→ ACTION ITEM: Among the entries, find the lines with the string "treatment" and report them.

Start of PROVIDED ENTRIES

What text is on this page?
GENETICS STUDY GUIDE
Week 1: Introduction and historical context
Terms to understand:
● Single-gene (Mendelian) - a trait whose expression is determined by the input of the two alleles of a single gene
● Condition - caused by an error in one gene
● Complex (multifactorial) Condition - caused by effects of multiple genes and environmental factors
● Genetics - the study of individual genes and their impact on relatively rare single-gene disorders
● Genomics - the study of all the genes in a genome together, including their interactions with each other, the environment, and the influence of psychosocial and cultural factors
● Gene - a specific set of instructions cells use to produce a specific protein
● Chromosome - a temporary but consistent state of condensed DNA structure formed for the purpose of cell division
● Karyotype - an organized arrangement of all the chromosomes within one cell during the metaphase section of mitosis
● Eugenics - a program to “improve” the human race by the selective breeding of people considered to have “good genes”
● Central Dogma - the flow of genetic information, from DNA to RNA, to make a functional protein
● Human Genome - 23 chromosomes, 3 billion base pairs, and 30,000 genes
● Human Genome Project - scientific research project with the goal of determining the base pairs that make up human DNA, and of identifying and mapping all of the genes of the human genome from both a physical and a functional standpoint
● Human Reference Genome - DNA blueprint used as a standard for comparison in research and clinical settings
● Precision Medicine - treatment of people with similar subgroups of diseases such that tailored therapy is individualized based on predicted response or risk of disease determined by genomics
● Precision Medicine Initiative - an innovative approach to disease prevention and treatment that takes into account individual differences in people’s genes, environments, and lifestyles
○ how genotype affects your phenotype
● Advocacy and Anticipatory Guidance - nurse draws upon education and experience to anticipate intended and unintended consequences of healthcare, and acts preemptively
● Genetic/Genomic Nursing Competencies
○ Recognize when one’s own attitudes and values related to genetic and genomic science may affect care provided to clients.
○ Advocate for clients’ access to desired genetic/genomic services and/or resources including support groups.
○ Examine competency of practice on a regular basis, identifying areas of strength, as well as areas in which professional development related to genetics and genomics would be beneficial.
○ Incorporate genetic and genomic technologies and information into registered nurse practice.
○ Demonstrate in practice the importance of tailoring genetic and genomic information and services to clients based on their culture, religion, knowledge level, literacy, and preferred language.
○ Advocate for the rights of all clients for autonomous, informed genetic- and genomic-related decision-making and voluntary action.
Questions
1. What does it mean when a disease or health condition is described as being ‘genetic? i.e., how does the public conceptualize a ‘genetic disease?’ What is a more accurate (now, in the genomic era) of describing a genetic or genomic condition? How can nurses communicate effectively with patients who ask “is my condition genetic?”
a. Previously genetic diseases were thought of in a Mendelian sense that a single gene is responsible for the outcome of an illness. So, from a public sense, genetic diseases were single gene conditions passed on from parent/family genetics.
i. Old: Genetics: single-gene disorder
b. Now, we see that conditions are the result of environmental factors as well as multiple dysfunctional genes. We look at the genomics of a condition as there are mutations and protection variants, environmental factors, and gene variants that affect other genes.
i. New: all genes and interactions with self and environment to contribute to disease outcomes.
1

End of PROVIDED ENTRIES

→ RESULT:
● Precision Medicine - treatment of people with similar subgroups of diseases such that tailored therapy is individualized based on predicted response or risk of disease determined by genomics
● Precision Medicine Initiative - an innovative approach to disease prevention and treatment that takes into account individual differences in people’s genes, environments, and lifestyles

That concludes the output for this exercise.